### Given exercise
Print the listing below word for word, line by line, and leave out the pictures.
==*==
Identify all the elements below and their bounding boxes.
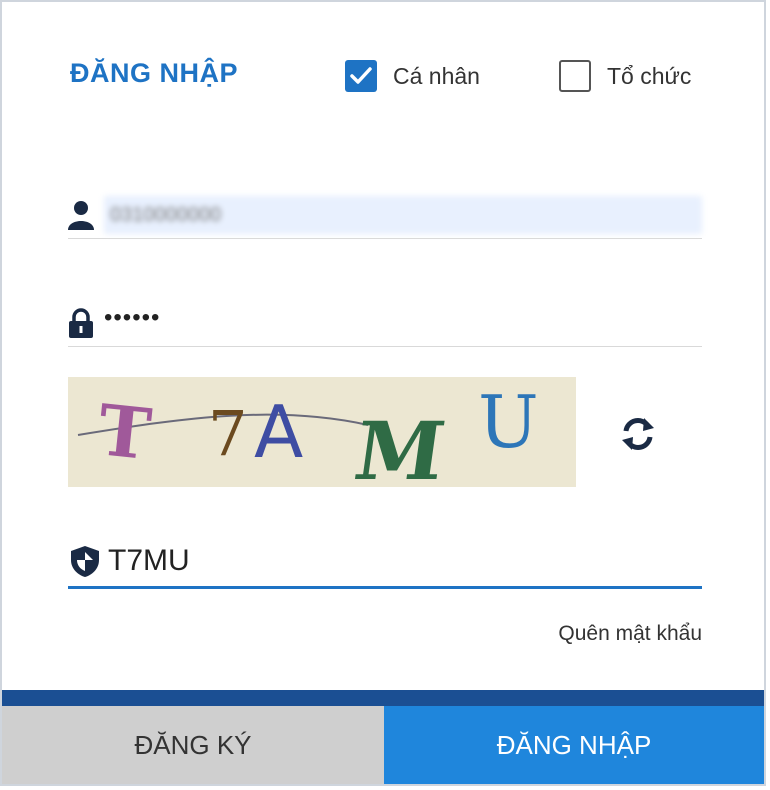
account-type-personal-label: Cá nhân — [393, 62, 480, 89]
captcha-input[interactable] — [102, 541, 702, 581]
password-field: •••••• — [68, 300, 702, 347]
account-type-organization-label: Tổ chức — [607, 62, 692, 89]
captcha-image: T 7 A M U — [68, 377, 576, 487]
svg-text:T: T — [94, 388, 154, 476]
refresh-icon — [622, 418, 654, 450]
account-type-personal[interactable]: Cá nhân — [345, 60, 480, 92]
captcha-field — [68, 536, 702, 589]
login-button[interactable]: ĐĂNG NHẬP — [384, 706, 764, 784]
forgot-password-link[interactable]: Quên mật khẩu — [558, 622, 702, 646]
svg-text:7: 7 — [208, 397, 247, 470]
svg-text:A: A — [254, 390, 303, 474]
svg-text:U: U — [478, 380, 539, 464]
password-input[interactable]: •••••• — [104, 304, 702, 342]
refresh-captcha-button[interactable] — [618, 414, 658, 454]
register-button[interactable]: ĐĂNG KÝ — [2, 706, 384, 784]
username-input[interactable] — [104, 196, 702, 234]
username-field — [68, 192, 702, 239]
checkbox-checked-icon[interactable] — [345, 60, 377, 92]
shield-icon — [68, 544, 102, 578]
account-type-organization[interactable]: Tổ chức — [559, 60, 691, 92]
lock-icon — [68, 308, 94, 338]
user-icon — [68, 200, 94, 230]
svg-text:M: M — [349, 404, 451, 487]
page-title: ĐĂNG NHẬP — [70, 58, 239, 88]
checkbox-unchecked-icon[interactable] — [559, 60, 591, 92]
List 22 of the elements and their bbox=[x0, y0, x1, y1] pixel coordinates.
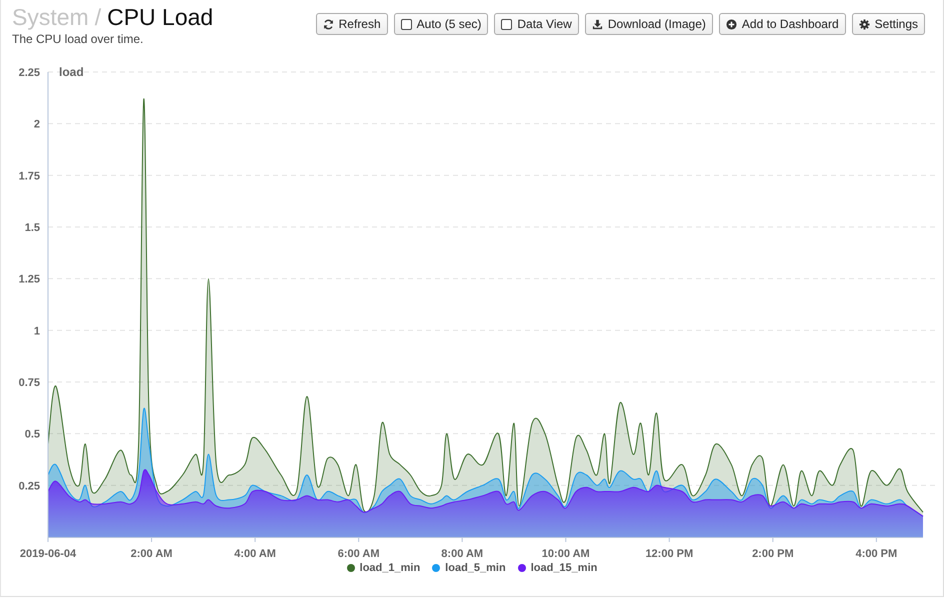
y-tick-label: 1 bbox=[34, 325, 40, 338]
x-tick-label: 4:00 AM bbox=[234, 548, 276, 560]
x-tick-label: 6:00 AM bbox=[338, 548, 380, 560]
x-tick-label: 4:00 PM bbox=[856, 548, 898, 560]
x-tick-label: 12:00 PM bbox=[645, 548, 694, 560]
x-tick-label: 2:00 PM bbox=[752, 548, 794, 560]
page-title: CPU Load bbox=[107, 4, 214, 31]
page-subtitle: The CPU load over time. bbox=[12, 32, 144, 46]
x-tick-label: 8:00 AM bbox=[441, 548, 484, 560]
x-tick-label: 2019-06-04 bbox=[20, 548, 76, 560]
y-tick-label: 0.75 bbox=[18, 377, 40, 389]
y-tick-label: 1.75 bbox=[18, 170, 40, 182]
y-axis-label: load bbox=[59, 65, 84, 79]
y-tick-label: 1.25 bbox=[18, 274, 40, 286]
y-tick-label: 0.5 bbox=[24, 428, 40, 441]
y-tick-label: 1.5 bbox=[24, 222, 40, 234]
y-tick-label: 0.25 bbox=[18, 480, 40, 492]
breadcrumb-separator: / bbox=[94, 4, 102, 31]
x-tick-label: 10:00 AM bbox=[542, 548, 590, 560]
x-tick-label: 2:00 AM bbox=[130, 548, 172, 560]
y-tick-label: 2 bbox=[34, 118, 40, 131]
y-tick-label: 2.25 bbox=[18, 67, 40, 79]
==*==
### Answer to this task
Identify all the elements below and their bounding boxes.
account-type-personal-label: Cá nhân — [393, 62, 480, 89]
captcha-input[interactable] — [102, 541, 702, 581]
password-field: •••••• — [68, 300, 702, 347]
account-type-organization-label: Tổ chức — [607, 62, 692, 89]
captcha-image: T 7 A M U — [68, 377, 576, 487]
svg-text:T: T — [94, 388, 154, 476]
refresh-icon — [622, 418, 654, 450]
account-type-personal[interactable]: Cá nhân — [345, 60, 480, 92]
captcha-field — [68, 536, 702, 589]
login-button[interactable]: ĐĂNG NHẬP — [384, 706, 764, 784]
forgot-password-link[interactable]: Quên mật khẩu — [558, 622, 702, 646]
svg-text:7: 7 — [208, 397, 247, 470]
svg-text:A: A — [254, 390, 303, 474]
svg-text:U: U — [478, 380, 539, 464]
password-input[interactable]: •••••• — [104, 304, 702, 342]
refresh-captcha-button[interactable] — [618, 414, 658, 454]
register-button[interactable]: ĐĂNG KÝ — [2, 706, 384, 784]
username-input[interactable] — [104, 196, 702, 234]
username-field — [68, 192, 702, 239]
checkbox-checked-icon[interactable] — [345, 60, 377, 92]
shield-icon — [68, 544, 102, 578]
account-type-organization[interactable]: Tổ chức — [559, 60, 691, 92]
lock-icon — [68, 308, 94, 338]
user-icon — [68, 200, 94, 230]
svg-text:M: M — [349, 404, 451, 487]
page-title: ĐĂNG NHẬP — [70, 58, 239, 88]
checkbox-unchecked-icon[interactable] — [559, 60, 591, 92]
List 22 of the elements and their bbox=[x0, y0, x1, y1] pixel coordinates.
y-tick-label: 1 bbox=[34, 325, 40, 338]
x-tick-label: 4:00 AM bbox=[234, 548, 276, 560]
x-tick-label: 6:00 AM bbox=[338, 548, 380, 560]
x-tick-label: 4:00 PM bbox=[856, 548, 898, 560]
x-tick-label: 12:00 PM bbox=[645, 548, 694, 560]
x-tick-label: 2:00 PM bbox=[752, 548, 794, 560]
page-title: CPU Load bbox=[107, 4, 214, 31]
page-subtitle: The CPU load over time. bbox=[12, 32, 144, 46]
x-tick-label: 8:00 AM bbox=[441, 548, 484, 560]
x-tick-label: 2019-06-04 bbox=[20, 548, 76, 560]
y-tick-label: 0.75 bbox=[18, 377, 40, 389]
y-tick-label: 1.75 bbox=[18, 170, 40, 182]
y-axis-label: load bbox=[59, 65, 84, 79]
y-tick-label: 1.25 bbox=[18, 274, 40, 286]
y-tick-label: 0.5 bbox=[24, 428, 40, 441]
y-tick-label: 1.5 bbox=[24, 222, 40, 234]
y-tick-label: 0.25 bbox=[18, 480, 40, 492]
breadcrumb-separator: / bbox=[94, 4, 102, 31]
x-tick-label: 10:00 AM bbox=[542, 548, 590, 560]
x-tick-label: 2:00 AM bbox=[130, 548, 172, 560]
y-tick-label: 2 bbox=[34, 118, 40, 131]
y-tick-label: 2.25 bbox=[18, 67, 40, 79]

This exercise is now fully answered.